• WHAT TO DO
Pick out every line that holds the string "尊敬的领导" and copy it.

▼

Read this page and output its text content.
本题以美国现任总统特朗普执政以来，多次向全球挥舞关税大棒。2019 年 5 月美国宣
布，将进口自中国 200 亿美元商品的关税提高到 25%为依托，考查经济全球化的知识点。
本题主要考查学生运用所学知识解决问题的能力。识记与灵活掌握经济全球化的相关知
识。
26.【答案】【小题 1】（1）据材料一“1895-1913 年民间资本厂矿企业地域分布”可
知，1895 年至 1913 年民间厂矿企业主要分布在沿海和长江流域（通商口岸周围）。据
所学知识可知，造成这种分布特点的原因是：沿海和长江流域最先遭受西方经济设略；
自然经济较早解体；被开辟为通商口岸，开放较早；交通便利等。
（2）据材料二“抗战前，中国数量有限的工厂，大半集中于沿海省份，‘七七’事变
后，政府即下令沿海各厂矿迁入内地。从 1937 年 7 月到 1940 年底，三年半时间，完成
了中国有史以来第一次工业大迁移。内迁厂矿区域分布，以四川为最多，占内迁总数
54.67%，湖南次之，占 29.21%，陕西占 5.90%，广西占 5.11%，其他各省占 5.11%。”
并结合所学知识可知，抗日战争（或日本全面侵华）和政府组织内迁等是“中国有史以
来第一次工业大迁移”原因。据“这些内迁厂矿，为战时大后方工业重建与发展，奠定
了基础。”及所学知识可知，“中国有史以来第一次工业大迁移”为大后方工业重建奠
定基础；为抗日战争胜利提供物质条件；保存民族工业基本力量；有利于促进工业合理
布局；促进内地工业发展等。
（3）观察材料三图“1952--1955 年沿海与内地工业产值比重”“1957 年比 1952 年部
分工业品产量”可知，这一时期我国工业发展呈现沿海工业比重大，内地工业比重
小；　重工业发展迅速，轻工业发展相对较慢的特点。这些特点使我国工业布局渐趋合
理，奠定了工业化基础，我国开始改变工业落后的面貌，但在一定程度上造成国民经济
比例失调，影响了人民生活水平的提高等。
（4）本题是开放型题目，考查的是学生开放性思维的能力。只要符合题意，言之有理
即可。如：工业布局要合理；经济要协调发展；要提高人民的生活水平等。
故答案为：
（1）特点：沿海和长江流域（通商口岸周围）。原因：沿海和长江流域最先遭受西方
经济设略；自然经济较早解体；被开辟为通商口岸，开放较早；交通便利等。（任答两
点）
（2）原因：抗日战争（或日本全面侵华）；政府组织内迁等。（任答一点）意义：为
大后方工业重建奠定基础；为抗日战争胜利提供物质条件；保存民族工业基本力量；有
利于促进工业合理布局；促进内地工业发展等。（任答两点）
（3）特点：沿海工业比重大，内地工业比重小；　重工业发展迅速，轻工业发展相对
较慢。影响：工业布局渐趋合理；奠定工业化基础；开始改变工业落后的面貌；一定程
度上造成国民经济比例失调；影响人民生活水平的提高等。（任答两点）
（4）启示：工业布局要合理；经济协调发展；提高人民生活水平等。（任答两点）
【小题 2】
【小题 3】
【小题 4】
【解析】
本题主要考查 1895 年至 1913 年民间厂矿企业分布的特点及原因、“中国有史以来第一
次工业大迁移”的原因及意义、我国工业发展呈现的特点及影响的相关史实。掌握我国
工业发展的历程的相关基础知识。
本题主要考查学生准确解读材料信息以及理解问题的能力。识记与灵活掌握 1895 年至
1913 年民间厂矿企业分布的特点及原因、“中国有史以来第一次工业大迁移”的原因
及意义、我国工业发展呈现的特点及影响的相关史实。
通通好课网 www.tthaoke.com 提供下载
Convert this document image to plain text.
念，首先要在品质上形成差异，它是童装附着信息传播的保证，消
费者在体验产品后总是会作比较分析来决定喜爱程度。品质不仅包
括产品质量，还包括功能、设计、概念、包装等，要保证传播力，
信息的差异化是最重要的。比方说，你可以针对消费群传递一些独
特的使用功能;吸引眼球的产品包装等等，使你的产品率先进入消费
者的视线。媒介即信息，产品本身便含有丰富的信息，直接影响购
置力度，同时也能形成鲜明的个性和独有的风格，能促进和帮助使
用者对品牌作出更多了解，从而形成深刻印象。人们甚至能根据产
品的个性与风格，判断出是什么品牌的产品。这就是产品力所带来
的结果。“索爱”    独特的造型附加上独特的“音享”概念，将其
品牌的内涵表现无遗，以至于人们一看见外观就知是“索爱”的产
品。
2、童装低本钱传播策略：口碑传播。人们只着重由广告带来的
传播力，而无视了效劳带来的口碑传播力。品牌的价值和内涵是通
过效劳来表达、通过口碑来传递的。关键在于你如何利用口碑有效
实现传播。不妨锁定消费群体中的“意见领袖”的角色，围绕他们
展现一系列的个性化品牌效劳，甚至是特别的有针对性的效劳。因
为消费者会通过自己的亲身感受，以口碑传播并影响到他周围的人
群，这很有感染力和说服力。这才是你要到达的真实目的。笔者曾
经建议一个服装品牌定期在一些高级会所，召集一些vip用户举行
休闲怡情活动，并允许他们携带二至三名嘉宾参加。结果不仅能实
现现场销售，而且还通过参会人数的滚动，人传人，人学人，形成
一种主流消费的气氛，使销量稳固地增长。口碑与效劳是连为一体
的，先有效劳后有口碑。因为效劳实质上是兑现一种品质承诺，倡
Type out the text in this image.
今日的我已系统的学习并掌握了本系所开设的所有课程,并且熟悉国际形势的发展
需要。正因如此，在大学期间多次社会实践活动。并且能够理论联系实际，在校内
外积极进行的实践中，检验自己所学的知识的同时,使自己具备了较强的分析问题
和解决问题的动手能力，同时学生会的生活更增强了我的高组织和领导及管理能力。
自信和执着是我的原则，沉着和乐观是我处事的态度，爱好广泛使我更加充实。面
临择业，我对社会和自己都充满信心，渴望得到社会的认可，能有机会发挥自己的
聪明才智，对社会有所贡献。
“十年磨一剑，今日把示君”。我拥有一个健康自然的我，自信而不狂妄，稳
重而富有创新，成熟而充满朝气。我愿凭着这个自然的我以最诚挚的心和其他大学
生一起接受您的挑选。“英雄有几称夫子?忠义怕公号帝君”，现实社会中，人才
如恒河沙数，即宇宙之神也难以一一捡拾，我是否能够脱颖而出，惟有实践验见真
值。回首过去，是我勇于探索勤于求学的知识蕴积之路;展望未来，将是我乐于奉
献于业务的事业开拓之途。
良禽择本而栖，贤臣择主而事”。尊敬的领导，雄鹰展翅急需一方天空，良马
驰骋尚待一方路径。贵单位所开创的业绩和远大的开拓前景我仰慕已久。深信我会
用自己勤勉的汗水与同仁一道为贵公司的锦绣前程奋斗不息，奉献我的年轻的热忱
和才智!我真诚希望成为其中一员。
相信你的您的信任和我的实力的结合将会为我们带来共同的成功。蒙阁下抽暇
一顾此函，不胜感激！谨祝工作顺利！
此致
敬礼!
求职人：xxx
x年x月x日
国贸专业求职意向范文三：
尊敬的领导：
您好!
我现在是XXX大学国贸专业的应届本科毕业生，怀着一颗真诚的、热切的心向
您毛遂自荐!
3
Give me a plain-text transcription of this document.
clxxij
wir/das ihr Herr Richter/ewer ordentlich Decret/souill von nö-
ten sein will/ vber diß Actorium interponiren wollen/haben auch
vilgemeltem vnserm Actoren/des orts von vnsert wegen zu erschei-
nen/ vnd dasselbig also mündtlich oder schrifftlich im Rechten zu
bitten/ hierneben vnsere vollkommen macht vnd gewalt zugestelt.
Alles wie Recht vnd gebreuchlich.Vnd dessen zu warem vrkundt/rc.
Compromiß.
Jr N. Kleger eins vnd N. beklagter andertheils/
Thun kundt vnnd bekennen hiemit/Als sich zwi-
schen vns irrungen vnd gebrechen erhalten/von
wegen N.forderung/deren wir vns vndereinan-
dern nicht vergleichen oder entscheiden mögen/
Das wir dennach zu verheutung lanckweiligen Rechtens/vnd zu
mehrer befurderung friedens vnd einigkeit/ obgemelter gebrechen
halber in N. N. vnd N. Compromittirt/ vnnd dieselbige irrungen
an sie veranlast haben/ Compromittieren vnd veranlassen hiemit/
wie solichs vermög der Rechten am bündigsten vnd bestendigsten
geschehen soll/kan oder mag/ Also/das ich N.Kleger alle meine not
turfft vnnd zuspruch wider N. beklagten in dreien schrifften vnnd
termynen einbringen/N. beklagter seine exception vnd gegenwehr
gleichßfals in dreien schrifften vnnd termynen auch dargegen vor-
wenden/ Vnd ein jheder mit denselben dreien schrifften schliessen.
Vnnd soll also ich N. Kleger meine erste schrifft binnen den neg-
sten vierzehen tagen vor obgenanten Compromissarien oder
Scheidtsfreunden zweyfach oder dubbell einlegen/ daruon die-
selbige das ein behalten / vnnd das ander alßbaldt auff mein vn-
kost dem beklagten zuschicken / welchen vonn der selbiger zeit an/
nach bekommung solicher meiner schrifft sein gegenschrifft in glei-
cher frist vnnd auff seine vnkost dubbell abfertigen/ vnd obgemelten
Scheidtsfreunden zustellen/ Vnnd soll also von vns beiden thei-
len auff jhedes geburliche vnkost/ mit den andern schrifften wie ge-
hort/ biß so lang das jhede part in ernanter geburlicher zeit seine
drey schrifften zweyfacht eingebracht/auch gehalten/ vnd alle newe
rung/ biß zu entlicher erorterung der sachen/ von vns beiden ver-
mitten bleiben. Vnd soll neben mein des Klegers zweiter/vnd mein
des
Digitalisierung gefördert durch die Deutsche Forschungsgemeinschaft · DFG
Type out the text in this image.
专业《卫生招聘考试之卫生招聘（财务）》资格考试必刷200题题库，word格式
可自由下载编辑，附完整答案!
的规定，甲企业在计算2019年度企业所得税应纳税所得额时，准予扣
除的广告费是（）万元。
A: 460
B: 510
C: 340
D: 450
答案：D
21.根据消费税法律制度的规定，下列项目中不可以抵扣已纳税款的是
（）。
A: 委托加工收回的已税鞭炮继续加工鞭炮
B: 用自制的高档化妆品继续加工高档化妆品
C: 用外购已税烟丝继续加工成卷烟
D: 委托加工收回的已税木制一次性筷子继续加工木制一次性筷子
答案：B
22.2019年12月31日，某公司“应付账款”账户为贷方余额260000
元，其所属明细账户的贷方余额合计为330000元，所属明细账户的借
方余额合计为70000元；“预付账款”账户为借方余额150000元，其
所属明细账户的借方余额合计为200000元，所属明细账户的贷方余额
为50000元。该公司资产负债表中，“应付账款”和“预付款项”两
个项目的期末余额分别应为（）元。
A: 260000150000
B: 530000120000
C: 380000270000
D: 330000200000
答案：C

▲

• TASK ANSWER
良禽择本而栖，贤臣择主而事”。尊敬的领导，雄鹰展翅急需一方天空，良马
尊敬的领导：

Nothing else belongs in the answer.